# START OF RECORDS FOR PROCESSING

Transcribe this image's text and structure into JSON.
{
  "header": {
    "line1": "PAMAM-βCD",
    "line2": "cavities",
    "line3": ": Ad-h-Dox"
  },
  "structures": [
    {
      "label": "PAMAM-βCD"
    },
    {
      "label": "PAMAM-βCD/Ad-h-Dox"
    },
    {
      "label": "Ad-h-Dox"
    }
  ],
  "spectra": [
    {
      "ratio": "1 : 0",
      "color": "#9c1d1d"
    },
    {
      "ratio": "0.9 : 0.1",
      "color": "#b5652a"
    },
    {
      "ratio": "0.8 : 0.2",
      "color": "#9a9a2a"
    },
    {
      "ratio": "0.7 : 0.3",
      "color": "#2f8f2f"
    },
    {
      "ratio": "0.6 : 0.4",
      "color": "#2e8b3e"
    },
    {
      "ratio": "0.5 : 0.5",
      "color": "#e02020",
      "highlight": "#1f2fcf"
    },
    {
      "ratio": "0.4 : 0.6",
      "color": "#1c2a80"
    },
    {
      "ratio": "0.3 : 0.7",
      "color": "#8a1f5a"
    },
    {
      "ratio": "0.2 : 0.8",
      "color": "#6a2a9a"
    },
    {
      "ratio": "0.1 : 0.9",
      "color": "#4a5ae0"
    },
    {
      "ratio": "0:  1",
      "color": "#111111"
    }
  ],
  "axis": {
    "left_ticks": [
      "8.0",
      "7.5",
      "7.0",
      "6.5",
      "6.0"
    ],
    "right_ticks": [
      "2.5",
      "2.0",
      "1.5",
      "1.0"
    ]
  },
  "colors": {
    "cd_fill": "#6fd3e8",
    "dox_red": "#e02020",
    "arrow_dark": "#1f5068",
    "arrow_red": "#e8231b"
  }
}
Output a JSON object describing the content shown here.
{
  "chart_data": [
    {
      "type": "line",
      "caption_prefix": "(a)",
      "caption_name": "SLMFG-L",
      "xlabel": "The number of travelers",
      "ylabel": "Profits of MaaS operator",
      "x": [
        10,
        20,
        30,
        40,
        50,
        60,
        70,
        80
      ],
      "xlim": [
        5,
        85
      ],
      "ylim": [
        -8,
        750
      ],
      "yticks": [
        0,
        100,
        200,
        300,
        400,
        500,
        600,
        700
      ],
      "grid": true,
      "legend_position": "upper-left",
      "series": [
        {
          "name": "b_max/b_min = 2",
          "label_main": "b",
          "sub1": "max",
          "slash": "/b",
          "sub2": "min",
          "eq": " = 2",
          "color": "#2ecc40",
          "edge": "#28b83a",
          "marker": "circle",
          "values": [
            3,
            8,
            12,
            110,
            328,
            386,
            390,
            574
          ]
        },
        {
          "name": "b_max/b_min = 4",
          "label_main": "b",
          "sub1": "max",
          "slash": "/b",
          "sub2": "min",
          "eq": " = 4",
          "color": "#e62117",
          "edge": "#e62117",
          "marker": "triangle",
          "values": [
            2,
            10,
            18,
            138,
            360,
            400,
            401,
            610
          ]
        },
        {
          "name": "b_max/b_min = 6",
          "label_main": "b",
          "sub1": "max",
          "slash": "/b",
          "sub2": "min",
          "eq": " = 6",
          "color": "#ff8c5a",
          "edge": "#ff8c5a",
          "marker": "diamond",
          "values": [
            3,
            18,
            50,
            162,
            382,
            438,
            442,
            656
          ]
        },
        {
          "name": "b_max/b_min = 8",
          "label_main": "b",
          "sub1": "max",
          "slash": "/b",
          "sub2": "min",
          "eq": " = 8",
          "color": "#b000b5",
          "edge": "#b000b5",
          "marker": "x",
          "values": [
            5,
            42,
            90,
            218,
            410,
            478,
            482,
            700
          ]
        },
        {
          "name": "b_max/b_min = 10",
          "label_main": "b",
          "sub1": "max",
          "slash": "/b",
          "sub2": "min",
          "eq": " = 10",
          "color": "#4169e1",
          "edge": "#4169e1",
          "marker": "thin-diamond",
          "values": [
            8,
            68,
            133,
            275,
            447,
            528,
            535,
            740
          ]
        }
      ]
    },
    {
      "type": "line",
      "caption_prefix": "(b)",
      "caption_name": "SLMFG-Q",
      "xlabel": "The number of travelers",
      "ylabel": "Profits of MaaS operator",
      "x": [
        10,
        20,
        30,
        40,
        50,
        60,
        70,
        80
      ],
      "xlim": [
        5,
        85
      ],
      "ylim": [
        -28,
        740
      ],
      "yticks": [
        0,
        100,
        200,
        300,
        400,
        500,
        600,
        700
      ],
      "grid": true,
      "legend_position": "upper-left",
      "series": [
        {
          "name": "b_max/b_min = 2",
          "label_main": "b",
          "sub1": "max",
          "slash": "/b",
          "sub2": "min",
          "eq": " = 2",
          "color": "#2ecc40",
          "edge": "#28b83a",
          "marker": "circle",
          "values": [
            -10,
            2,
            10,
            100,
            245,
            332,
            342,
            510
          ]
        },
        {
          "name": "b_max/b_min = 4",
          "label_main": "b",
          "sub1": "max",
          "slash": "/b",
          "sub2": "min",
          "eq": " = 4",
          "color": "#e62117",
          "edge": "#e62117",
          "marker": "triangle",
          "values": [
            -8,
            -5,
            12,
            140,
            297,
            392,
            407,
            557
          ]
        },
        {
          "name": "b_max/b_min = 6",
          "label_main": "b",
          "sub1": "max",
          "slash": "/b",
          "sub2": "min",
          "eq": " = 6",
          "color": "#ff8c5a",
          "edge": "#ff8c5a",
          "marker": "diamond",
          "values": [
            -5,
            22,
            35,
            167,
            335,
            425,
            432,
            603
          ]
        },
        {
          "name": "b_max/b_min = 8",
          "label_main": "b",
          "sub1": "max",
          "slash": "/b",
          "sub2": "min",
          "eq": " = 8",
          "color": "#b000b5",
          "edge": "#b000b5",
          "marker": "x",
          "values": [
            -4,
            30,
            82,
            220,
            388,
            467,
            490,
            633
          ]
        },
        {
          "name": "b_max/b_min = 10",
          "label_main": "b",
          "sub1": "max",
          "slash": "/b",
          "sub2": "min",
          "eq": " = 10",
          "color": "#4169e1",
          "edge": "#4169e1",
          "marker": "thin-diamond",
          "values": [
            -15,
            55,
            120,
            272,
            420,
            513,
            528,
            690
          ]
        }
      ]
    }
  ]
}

# END OF RECORDS FOR PROCESSING

▶ YOUR OBJECTIVE
Check each line above for the string "JSON" and show the ones that have it.

▶ SOLUTION TO THIS TASK
Transcribe this image's text and structure into JSON.
Output a JSON object describing the content shown here.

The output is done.